--- Data provided ---

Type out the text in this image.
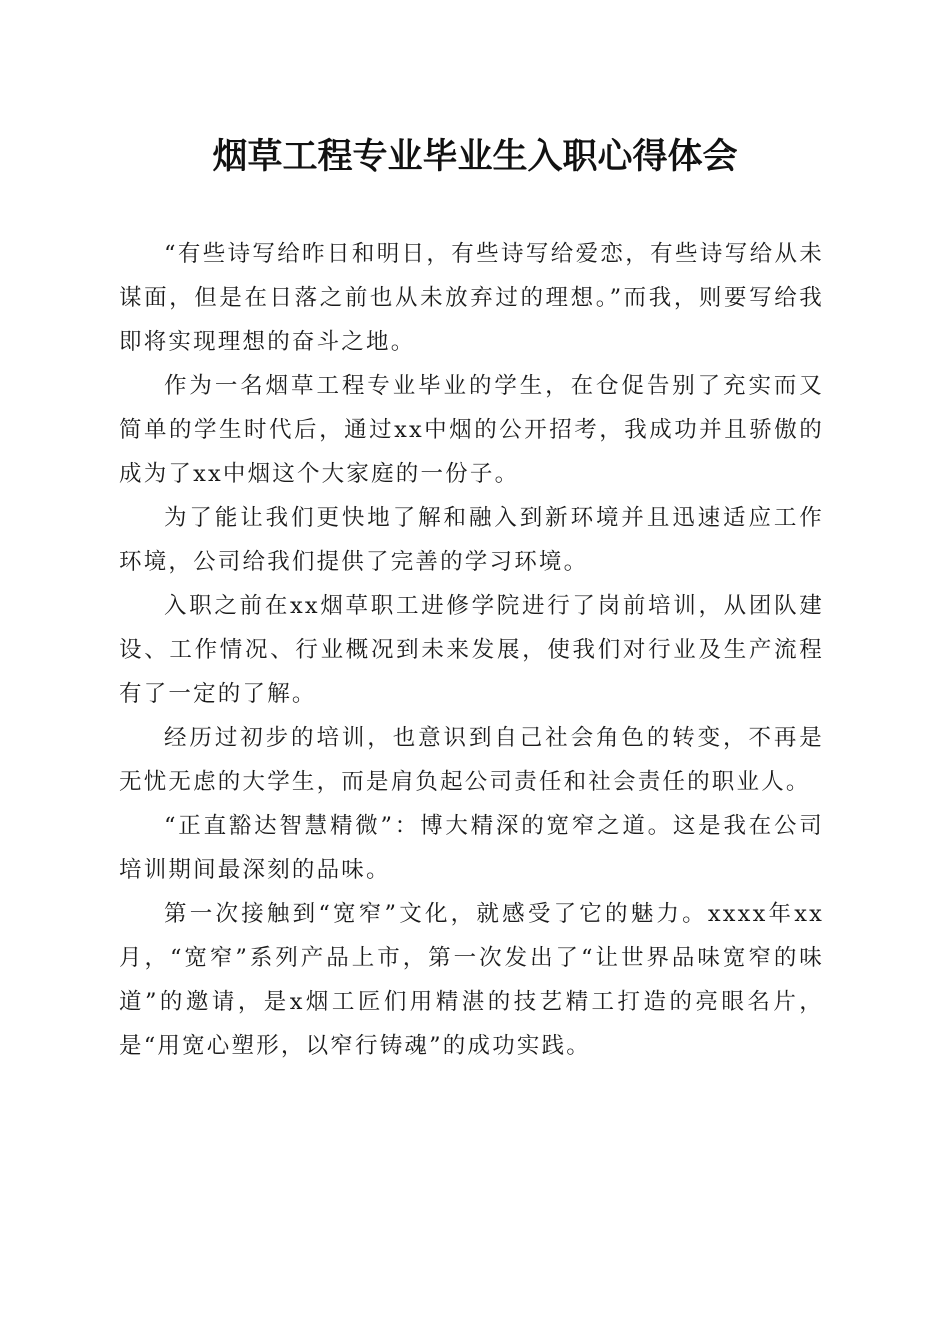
烟草工程专业毕业生入职心得体会

“有些诗写给昨日和明日，有些诗写给爱恋，有些诗写给从未谋面，但是在日落之前也从未放弃过的理想。”而我，则要写给我即将实现理想的奋斗之地。

作为一名烟草工程专业毕业的学生，在仓促告别了充实而又简单的学生时代后，通过xx中烟的公开招考，我成功并且骄傲的成为了xx中烟这个大家庭的一份子。

为了能让我们更快地了解和融入到新环境并且迅速适应工作环境，公司给我们提供了完善的学习环境。

入职之前在xx烟草职工进修学院进行了岗前培训，从团队建设、工作情况、行业概况到未来发展，使我们对行业及生产流程有了一定的了解。

经历过初步的培训，也意识到自己社会角色的转变，不再是无忧无虑的大学生，而是肩负起公司责任和社会责任的职业人。

“正直豁达智慧精微”：博大精深的宽窄之道。这是我在公司培训期间最深刻的品味。

第一次接触到“宽窄”文化，就感受了它的魅力。xxxx年xx月，“宽窄”系列产品上市，第一次发出了“让世界品味宽窄的味道”的邀请，是x烟工匠们用精湛的技艺精工打造的亮眼名片，是“用宽心塑形，以窄行铸魂”的成功实践。
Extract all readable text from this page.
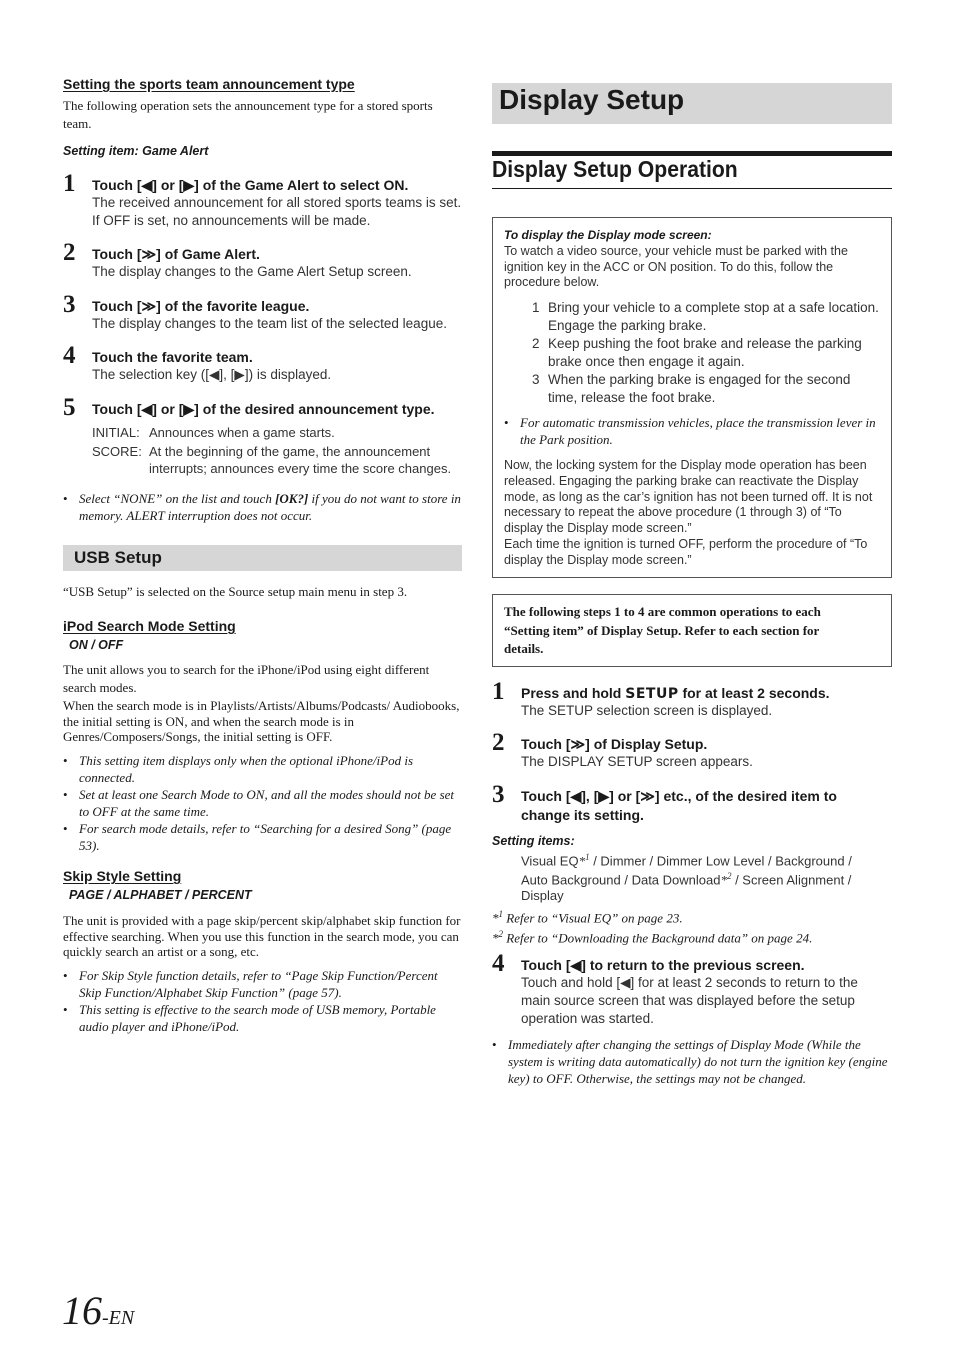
Setting the sports team announcement type
The following operation sets the announcement type for a stored sports team.
Setting item: Game Alert
1 Touch [◀] or [▶] of the Game Alert to select ON.
The received announcement for all stored sports teams is set. If OFF is set, no announcements will be made.
2 Touch [≫] of Game Alert.
The display changes to the Game Alert Setup screen.
3 Touch [≫] of the favorite league.
The display changes to the team list of the selected league.
4 Touch the favorite team.
The selection key ([◀], [▶]) is displayed.
5 Touch [◀] or [▶] of the desired announcement type.
INITIAL: Announces when a game starts.
SCORE: At the beginning of the game, the announcement interrupts; announces every time the score changes.
• Select “NONE” on the list and touch [OK?] if you do not want to store in memory. ALERT interruption does not occur.
USB Setup
“USB Setup” is selected on the Source setup main menu in step 3.
iPod Search Mode Setting
ON / OFF
The unit allows you to search for the iPhone/iPod using eight different search modes.
When the search mode is in Playlists/Artists/Albums/Podcasts/ Audiobooks, the initial setting is ON, and when the search mode is in Genres/Composers/Songs, the initial setting is OFF.
• This setting item displays only when the optional iPhone/iPod is connected.
• Set at least one Search Mode to ON, and all the modes should not be set to OFF at the same time.
• For search mode details, refer to “Searching for a desired Song” (page 53).
Skip Style Setting
PAGE / ALPHABET / PERCENT
The unit is provided with a page skip/percent skip/alphabet skip function for effective searching. When you use this function in the search mode, you can quickly search an artist or a song, etc.
• For Skip Style function details, refer to “Page Skip Function/Percent Skip Function/Alphabet Skip Function” (page 57).
• This setting is effective to the search mode of USB memory, Portable audio player and iPhone/iPod.
Display Setup
Display Setup Operation
To display the Display mode screen:
To watch a video source, your vehicle must be parked with the ignition key in the ACC or ON position. To do this, follow the procedure below.
1 Bring your vehicle to a complete stop at a safe location. Engage the parking brake.
2 Keep pushing the foot brake and release the parking brake once then engage it again.
3 When the parking brake is engaged for the second time, release the foot brake.
• For automatic transmission vehicles, place the transmission lever in the Park position.
Now, the locking system for the Display mode operation has been released. Engaging the parking brake can reactivate the Display mode, as long as the car’s ignition has not been turned off. It is not necessary to repeat the above procedure (1 through 3) of “To display the Display mode screen.”
Each time the ignition is turned OFF, perform the procedure of “To display the Display mode screen.”
The following steps 1 to 4 are common operations to each “Setting item” of Display Setup. Refer to each section for details.
1 Press and hold SETUP for at least 2 seconds.
The SETUP selection screen is displayed.
2 Touch [≫] of Display Setup.
The DISPLAY SETUP screen appears.
3 Touch [◀], [▶] or [≫] etc., of the desired item to change its setting.
Setting items:
Visual EQ*$^1$ / Dimmer / Dimmer Low Level / Background / Auto Background / Data Download*$^2$ / Screen Alignment / Display
*$^1$ Refer to “Visual EQ” on page 23.
*$^2$ Refer to “Downloading the Background data” on page 24.
4 Touch [◀] to return to the previous screen.
Touch and hold [◀] for at least 2 seconds to return to the main source screen that was displayed before the setup operation was started.
• Immediately after changing the settings of Display Mode (While the system is writing data automatically) do not turn the ignition key (engine key) to OFF. Otherwise, the settings may not be changed.
16-EN
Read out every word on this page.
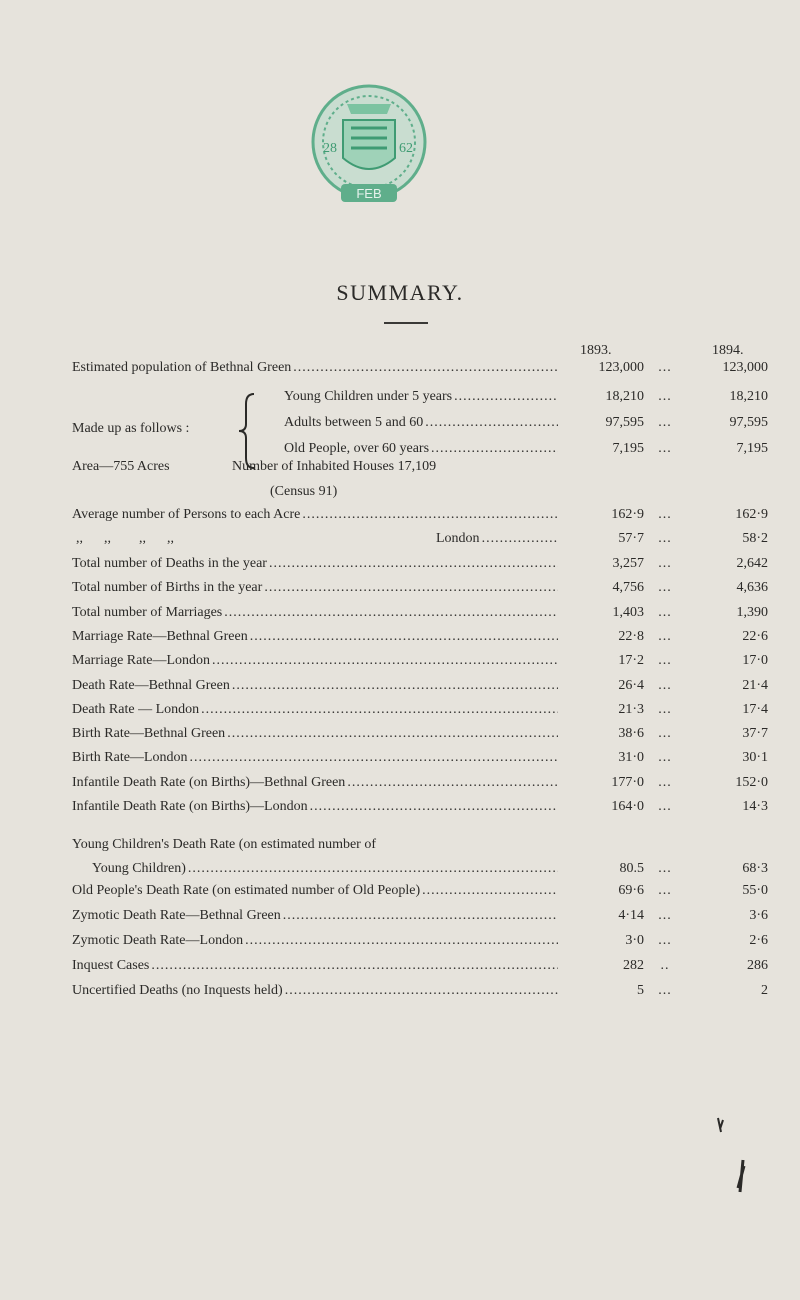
28	62
FEB
SUMMARY.
1893.	1894.
Estimated population of Bethnal Green .....	123,000	...	123,000
Made up as follows :
Young Children under 5 years .....	18,210	...	18,210
Adults between 5 and 60 .....	97,595	...	97,595
Old People, over 60 years .....	7,195	...	7,195
Area—755 Acres	Number of Inhabited Houses 17,109
(Census 91)
Average number of Persons to each Acre .....	162·9	...	162·9
,,      ,,        ,,      ,,	London .....	57·7	...	58·2
Total number of Deaths in the year .....	3,257	...	2,642
Total number of Births in the year .....	4,756	...	4,636
Total number of Marriages .....	1,403	...	1,390
Marriage Rate—Bethnal Green .....	22·8	...	22·6
Marriage Rate—London .....	17·2	...	17·0
Death Rate—Bethnal Green .....	26·4	...	21·4
Death Rate — London .....	21·3	...	17·4
Birth Rate—Bethnal Green .....	38·6	...	37·7
Birth Rate—London .....	31·0	...	30·1
Infantile Death Rate (on Births)—Bethnal Green .....	177·0	...	152·0
Infantile Death Rate (on Births)—London .....	164·0	...	14·3
Young Children's Death Rate (on estimated number of
Young Children) .....	80.5	...	68·3
Old People's Death Rate (on estimated number of Old People) .....	69·6	...	55·0
Zymotic Death Rate—Bethnal Green .....	4·14	...	3·6
Zymotic Death Rate—London .....	3·0	...	2·6
Inquest Cases .....	282	..	286
Uncertified Deaths (no Inquests held) .....	5	...	2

---

> **Task brief**: Search the listing for the word "memory". Copy every line in which it occurs.

> **The result**:
• Select “NONE” on the list and touch [OK?] if you do not want to store in memory. ALERT interruption does not occur.
• This setting is effective to the search mode of USB memory, Portable audio player and iPhone/iPod.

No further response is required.